Your objective: Reproduce each line of the listing exactly.

Data supplied:
-- START --
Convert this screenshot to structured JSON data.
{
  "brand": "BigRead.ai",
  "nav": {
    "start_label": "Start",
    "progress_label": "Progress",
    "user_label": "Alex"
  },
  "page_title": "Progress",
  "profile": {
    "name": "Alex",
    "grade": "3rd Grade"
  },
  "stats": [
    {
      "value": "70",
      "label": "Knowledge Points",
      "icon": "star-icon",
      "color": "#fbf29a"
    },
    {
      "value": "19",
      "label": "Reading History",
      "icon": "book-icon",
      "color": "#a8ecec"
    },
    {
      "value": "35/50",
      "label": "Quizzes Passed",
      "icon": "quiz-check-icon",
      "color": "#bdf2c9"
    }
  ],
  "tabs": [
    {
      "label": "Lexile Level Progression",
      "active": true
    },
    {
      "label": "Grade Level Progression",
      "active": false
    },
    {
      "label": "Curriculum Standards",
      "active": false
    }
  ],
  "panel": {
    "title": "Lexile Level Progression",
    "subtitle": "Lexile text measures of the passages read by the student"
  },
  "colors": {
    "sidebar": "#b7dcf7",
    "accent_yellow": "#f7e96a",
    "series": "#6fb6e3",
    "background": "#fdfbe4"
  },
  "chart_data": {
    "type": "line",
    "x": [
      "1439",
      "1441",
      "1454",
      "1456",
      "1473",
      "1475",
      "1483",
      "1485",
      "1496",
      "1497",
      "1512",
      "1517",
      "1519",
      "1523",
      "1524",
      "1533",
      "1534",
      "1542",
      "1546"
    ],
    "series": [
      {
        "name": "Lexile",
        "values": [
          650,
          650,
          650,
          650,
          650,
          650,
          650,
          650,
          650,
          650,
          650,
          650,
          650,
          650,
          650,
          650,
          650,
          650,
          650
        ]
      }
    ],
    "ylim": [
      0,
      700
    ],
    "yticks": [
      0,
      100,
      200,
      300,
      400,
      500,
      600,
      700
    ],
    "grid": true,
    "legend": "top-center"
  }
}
-- END --
Complete response:
Convert this screenshot to structured JSON data.
{
  "brand": "BigRead.ai",
  "nav": {
    "start_label": "Start",
    "progress_label": "Progress",
    "user_label": "Alex"
  },
  "page_title": "Progress",
  "profile": {
    "name": "Alex",
    "grade": "3rd Grade"
  },
  "stats": [
    {
      "value": "70",
      "label": "Knowledge Points",
      "icon": "star-icon",
      "color": "#fbf29a"
    },
    {
      "value": "19",
      "label": "Reading History",
      "icon": "book-icon",
      "color": "#a8ecec"
    },
    {
      "value": "35/50",
      "label": "Quizzes Passed",
      "icon": "quiz-check-icon",
      "color": "#bdf2c9"
    }
  ],
  "tabs": [
    {
      "label": "Lexile Level Progression",
      "active": true
    },
    {
      "label": "Grade Level Progression",
      "active": false
    },
    {
      "label": "Curriculum Standards",
      "active": false
    }
  ],
  "panel": {
    "title": "Lexile Level Progression",
    "subtitle": "Lexile text measures of the passages read by the student"
  },
  "colors": {
    "sidebar": "#b7dcf7",
    "accent_yellow": "#f7e96a",
    "series": "#6fb6e3",
    "background": "#fdfbe4"
  },
  "chart_data": {
    "type": "line",
    "x": [
      "1439",
      "1441",
      "1454",
      "1456",
      "1473",
      "1475",
      "1483",
      "1485",
      "1496",
      "1497",
      "1512",
      "1517",
      "1519",
      "1523",
      "1524",
      "1533",
      "1534",
      "1542",
      "1546"
    ],
    "series": [
      {
        "name": "Lexile",
        "values": [
          650,
          650,
          650,
          650,
          650,
          650,
          650,
          650,
          650,
          650,
          650,
          650,
          650,
          650,
          650,
          650,
          650,
          650,
          650
        ]
      }
    ],
    "ylim": [
      0,
      700
    ],
    "yticks": [
      0,
      100,
      200,
      300,
      400,
      500,
      600,
      700
    ],
    "grid": true,
    "legend": "top-center"
  }
}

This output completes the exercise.